__BRIEF__. Look through the material and tally each line bearing the word "address". Give only the total.

__SUPPLIED RECORDS__.
## Start

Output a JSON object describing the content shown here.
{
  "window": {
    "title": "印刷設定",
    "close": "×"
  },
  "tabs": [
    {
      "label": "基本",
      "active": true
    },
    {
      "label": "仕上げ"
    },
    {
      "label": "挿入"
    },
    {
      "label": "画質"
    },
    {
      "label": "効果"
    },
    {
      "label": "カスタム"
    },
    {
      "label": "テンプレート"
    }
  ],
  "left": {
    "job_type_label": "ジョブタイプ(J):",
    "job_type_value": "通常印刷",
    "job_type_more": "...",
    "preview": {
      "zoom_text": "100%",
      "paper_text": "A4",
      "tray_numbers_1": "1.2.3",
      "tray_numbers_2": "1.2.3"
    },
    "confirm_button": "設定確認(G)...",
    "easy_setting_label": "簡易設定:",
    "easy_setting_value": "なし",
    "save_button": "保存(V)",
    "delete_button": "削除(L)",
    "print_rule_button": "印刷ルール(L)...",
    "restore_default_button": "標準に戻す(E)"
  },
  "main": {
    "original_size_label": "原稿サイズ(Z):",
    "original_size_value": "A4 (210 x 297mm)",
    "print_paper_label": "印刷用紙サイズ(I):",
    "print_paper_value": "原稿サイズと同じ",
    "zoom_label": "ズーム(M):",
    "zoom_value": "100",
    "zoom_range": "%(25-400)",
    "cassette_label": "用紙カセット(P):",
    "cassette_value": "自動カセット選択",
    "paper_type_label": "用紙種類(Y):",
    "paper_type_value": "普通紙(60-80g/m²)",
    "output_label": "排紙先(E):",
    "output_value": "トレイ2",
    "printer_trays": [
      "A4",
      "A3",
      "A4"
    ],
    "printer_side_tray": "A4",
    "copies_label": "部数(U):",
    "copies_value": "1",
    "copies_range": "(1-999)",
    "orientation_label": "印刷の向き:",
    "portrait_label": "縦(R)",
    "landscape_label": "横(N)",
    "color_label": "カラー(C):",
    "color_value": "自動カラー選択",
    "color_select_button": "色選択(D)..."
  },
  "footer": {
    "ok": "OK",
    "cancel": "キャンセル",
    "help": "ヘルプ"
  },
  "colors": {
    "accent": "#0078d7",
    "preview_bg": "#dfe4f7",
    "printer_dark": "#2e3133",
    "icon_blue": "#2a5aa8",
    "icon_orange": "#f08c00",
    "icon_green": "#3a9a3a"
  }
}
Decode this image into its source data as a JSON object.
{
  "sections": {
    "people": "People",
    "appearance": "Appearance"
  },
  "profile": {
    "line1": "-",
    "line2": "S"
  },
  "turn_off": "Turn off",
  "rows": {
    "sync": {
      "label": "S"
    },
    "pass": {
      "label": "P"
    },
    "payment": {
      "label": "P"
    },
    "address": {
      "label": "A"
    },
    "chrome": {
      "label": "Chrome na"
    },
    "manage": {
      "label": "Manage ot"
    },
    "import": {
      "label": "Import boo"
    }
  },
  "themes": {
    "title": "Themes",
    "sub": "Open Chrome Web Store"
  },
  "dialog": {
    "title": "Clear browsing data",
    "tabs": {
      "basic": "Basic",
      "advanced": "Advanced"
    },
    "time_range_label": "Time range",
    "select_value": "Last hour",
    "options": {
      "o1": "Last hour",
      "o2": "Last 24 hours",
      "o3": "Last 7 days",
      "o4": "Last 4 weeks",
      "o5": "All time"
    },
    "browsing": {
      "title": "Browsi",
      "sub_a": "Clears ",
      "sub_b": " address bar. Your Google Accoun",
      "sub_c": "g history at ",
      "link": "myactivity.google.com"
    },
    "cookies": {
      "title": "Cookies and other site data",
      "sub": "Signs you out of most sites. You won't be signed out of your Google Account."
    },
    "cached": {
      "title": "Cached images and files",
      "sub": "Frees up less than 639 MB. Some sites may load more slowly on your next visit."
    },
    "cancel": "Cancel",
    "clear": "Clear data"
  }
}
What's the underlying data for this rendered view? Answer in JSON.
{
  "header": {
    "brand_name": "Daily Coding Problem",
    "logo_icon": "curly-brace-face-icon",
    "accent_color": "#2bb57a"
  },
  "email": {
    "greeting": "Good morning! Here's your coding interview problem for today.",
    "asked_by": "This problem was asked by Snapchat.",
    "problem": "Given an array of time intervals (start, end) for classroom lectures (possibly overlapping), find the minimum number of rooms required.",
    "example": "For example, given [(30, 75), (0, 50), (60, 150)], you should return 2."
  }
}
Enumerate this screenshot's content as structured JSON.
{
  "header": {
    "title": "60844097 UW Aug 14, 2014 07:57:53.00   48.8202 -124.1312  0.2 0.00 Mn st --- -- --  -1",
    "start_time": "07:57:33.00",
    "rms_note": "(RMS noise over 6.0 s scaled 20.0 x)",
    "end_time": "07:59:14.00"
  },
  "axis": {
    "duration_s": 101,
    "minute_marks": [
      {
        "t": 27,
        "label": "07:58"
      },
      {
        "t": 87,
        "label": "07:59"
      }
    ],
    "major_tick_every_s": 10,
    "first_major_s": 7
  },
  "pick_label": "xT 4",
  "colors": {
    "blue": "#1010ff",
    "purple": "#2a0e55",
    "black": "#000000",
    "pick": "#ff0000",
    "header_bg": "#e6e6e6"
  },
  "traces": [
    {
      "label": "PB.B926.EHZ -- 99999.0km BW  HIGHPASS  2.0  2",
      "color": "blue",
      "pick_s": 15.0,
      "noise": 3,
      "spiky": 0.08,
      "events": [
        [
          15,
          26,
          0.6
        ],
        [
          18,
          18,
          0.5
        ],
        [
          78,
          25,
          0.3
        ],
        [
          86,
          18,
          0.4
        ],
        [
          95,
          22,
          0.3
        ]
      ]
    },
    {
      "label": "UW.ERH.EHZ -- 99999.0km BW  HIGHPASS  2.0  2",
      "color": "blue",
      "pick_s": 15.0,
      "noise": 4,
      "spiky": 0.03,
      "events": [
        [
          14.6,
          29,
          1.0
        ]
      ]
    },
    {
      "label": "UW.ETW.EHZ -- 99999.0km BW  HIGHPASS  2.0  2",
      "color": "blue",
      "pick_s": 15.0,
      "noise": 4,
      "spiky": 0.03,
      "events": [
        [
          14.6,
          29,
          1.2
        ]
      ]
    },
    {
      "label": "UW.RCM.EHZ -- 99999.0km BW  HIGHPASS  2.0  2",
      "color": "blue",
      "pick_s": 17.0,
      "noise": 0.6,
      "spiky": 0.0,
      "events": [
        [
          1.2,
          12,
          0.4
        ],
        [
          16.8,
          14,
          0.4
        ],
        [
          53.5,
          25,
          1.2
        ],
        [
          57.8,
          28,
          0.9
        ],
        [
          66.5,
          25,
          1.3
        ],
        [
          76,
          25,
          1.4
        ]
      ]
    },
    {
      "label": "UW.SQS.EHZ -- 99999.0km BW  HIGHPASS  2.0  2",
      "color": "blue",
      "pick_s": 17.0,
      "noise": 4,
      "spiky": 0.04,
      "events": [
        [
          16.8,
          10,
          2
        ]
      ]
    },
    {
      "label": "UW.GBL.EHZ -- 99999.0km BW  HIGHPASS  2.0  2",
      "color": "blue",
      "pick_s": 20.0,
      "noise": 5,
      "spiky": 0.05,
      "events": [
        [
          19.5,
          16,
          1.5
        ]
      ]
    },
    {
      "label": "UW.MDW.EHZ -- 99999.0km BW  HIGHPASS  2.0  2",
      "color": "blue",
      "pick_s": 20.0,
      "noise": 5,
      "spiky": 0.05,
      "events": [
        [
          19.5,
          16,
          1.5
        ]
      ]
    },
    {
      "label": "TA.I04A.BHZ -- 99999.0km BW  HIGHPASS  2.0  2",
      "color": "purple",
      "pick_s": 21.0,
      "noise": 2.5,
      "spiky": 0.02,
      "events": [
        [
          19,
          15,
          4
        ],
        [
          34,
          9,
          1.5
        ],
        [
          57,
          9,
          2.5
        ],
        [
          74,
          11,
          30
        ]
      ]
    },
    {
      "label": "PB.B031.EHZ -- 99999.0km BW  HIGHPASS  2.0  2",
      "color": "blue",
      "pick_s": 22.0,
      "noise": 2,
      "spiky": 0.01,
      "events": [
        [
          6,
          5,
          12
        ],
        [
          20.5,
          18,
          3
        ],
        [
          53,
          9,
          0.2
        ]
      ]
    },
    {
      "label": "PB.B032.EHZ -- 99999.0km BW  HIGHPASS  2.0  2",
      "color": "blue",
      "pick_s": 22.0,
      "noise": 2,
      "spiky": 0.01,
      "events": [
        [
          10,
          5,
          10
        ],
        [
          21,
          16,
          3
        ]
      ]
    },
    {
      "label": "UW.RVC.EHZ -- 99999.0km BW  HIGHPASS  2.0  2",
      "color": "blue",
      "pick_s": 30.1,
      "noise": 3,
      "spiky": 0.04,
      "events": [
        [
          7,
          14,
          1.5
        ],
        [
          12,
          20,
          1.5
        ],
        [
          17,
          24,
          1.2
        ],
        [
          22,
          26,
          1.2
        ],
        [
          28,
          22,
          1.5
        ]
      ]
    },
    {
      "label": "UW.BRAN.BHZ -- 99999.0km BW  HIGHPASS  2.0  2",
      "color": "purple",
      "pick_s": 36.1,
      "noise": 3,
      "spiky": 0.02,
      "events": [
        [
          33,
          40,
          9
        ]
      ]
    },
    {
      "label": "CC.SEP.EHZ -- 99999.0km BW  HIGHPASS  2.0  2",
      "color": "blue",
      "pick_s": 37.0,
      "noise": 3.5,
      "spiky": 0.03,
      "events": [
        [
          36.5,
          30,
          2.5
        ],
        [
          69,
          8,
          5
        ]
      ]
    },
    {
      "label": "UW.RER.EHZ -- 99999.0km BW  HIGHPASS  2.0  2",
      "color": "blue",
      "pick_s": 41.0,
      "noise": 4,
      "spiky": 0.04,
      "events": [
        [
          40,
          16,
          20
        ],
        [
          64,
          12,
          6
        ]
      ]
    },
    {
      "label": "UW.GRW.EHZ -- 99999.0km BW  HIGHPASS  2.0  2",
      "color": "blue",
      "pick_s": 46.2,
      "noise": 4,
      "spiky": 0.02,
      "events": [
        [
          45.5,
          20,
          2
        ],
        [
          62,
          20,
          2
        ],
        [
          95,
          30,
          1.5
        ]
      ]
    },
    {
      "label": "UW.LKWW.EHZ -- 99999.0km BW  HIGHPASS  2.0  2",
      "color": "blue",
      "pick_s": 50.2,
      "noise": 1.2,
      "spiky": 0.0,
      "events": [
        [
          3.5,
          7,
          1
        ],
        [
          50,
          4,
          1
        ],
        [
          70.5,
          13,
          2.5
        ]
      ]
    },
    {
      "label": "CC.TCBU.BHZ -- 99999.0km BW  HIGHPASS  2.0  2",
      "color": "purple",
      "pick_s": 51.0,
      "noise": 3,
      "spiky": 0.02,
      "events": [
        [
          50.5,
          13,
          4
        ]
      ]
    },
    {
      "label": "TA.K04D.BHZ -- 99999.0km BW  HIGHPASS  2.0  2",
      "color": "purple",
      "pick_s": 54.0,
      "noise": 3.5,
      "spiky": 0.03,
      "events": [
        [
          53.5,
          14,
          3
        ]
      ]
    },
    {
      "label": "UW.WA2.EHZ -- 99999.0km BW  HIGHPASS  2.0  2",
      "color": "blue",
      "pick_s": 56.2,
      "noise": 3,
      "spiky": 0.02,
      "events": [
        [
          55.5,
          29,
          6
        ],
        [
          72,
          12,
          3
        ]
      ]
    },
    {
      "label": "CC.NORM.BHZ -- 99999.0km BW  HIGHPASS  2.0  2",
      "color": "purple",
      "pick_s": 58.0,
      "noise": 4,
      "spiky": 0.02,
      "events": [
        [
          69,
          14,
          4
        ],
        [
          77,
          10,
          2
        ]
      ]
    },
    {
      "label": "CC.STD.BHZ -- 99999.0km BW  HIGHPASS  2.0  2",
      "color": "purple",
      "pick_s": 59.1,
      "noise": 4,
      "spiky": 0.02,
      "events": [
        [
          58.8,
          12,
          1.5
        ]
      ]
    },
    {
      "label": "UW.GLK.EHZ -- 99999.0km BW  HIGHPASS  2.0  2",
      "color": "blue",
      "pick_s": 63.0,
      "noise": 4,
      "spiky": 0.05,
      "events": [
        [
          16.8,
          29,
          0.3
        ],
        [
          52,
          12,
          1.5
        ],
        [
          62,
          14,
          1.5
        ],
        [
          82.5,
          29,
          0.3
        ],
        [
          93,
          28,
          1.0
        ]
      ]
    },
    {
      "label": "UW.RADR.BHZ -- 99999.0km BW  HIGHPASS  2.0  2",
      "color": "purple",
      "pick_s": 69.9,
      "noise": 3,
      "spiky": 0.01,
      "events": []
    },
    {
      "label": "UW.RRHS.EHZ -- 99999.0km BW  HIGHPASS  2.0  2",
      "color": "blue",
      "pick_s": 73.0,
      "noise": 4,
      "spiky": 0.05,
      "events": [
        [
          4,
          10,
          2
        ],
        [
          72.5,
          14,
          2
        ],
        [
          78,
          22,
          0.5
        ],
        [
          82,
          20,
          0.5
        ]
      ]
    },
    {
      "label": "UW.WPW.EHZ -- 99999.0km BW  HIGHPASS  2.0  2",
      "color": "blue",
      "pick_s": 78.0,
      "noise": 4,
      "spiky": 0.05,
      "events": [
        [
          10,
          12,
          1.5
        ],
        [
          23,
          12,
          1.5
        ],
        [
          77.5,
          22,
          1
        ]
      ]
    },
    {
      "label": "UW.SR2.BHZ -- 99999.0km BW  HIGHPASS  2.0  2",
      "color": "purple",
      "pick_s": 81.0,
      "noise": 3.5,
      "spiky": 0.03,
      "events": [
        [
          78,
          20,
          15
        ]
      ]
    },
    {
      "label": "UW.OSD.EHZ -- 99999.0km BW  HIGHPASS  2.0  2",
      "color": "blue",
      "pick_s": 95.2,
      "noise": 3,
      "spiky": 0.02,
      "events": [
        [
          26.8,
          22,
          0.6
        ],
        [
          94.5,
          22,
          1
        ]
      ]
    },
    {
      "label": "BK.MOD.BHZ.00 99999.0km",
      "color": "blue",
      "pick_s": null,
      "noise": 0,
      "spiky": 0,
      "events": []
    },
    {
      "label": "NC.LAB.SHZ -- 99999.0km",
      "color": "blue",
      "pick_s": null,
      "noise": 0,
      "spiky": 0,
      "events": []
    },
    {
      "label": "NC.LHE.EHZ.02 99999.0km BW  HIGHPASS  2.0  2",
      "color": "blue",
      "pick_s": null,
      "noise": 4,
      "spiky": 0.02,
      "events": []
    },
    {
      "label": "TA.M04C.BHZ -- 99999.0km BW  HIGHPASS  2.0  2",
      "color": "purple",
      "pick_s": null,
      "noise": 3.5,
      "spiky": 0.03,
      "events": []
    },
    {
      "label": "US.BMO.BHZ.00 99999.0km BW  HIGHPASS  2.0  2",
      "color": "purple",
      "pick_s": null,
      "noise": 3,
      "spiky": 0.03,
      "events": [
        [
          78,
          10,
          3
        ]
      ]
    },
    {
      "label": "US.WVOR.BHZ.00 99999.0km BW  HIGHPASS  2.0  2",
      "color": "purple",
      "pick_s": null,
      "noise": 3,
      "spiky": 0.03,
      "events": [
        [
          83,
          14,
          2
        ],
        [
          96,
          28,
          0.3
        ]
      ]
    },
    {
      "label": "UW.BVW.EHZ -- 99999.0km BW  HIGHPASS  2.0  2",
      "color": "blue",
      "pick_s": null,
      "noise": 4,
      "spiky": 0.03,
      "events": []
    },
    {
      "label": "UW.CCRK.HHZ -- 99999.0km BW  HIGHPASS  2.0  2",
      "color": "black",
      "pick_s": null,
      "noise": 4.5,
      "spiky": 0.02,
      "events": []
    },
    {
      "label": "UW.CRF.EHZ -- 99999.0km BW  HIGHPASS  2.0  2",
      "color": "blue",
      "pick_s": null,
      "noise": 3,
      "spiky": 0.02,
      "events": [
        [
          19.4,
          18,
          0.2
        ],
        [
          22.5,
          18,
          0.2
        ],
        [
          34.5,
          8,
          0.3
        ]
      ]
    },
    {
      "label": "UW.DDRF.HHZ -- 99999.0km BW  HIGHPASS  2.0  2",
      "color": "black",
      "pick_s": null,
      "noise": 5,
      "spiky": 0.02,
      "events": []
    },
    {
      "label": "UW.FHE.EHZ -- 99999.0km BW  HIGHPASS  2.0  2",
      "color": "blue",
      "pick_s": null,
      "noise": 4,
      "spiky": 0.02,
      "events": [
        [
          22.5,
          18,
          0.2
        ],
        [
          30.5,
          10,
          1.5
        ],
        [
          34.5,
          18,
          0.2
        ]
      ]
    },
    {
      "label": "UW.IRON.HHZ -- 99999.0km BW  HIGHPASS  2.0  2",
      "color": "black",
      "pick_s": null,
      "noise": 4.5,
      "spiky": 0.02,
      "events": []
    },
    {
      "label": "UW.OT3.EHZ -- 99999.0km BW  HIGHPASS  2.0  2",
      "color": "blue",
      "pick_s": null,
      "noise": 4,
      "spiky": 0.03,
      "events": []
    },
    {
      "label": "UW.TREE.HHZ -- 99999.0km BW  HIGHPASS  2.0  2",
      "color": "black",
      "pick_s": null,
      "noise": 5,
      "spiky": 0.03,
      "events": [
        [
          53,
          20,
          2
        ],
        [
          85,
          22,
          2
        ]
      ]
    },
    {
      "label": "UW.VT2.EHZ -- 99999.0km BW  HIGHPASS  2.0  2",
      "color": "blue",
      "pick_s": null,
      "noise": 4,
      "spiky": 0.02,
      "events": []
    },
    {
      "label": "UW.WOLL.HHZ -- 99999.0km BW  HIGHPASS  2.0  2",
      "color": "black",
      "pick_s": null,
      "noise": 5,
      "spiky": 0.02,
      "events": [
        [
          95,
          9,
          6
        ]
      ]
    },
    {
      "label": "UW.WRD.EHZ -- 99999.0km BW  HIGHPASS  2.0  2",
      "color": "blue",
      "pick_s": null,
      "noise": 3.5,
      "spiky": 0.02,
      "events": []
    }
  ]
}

## End

__EXERCISE OUTPUT__. 2